→ Work to complete
Present the following data again exactly as it is shown.
━━━
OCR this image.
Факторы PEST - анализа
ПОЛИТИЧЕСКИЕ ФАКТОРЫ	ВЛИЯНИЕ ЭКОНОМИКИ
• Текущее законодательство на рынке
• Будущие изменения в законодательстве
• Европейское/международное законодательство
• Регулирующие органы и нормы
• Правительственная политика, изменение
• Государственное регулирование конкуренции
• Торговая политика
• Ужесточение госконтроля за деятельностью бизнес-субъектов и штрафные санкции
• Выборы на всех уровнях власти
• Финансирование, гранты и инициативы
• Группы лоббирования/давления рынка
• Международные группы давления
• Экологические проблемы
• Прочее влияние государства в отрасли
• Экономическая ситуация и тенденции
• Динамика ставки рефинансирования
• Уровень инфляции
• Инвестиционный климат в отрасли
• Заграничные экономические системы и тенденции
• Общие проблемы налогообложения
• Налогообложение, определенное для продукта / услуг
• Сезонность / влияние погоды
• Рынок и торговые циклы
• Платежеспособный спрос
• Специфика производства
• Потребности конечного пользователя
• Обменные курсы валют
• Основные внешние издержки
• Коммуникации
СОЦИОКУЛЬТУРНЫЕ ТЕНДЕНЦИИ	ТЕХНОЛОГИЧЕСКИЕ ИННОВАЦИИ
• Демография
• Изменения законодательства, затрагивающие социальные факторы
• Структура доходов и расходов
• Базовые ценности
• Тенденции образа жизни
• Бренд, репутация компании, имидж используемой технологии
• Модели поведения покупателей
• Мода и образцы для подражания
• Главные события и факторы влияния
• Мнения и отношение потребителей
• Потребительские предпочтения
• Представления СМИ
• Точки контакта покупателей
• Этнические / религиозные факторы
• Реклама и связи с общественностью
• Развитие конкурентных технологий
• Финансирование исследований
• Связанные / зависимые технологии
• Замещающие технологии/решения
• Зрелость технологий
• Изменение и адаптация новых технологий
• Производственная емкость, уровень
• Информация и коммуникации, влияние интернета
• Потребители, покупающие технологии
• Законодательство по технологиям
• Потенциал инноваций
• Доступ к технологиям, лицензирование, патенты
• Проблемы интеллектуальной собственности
━━━
→ Correct answer
OCR this image.
Факторы PEST - анализа
ПОЛИТИЧЕСКИЕ ФАКТОРЫ	ВЛИЯНИЕ ЭКОНОМИКИ
• Текущее законодательство на рынке
• Будущие изменения в законодательстве
• Европейское/международное законодательство
• Регулирующие органы и нормы
• Правительственная политика, изменение
• Государственное регулирование конкуренции
• Торговая политика
• Ужесточение госконтроля за деятельностью бизнес-субъектов и штрафные санкции
• Выборы на всех уровнях власти
• Финансирование, гранты и инициативы
• Группы лоббирования/давления рынка
• Международные группы давления
• Экологические проблемы
• Прочее влияние государства в отрасли
• Экономическая ситуация и тенденции
• Динамика ставки рефинансирования
• Уровень инфляции
• Инвестиционный климат в отрасли
• Заграничные экономические системы и тенденции
• Общие проблемы налогообложения
• Налогообложение, определенное для продукта / услуг
• Сезонность / влияние погоды
• Рынок и торговые циклы
• Платежеспособный спрос
• Специфика производства
• Потребности конечного пользователя
• Обменные курсы валют
• Основные внешние издержки
• Коммуникации
СОЦИОКУЛЬТУРНЫЕ ТЕНДЕНЦИИ	ТЕХНОЛОГИЧЕСКИЕ ИННОВАЦИИ
• Демография
• Изменения законодательства, затрагивающие социальные факторы
• Структура доходов и расходов
• Базовые ценности
• Тенденции образа жизни
• Бренд, репутация компании, имидж используемой технологии
• Модели поведения покупателей
• Мода и образцы для подражания
• Главные события и факторы влияния
• Мнения и отношение потребителей
• Потребительские предпочтения
• Представления СМИ
• Точки контакта покупателей
• Этнические / религиозные факторы
• Реклама и связи с общественностью
• Развитие конкурентных технологий
• Финансирование исследований
• Связанные / зависимые технологии
• Замещающие технологии/решения
• Зрелость технологий
• Изменение и адаптация новых технологий
• Производственная емкость, уровень
• Информация и коммуникации, влияние интернета
• Потребители, покупающие технологии
• Законодательство по технологиям
• Потенциал инноваций
• Доступ к технологиям, лицензирование, патенты
• Проблемы интеллектуальной собственности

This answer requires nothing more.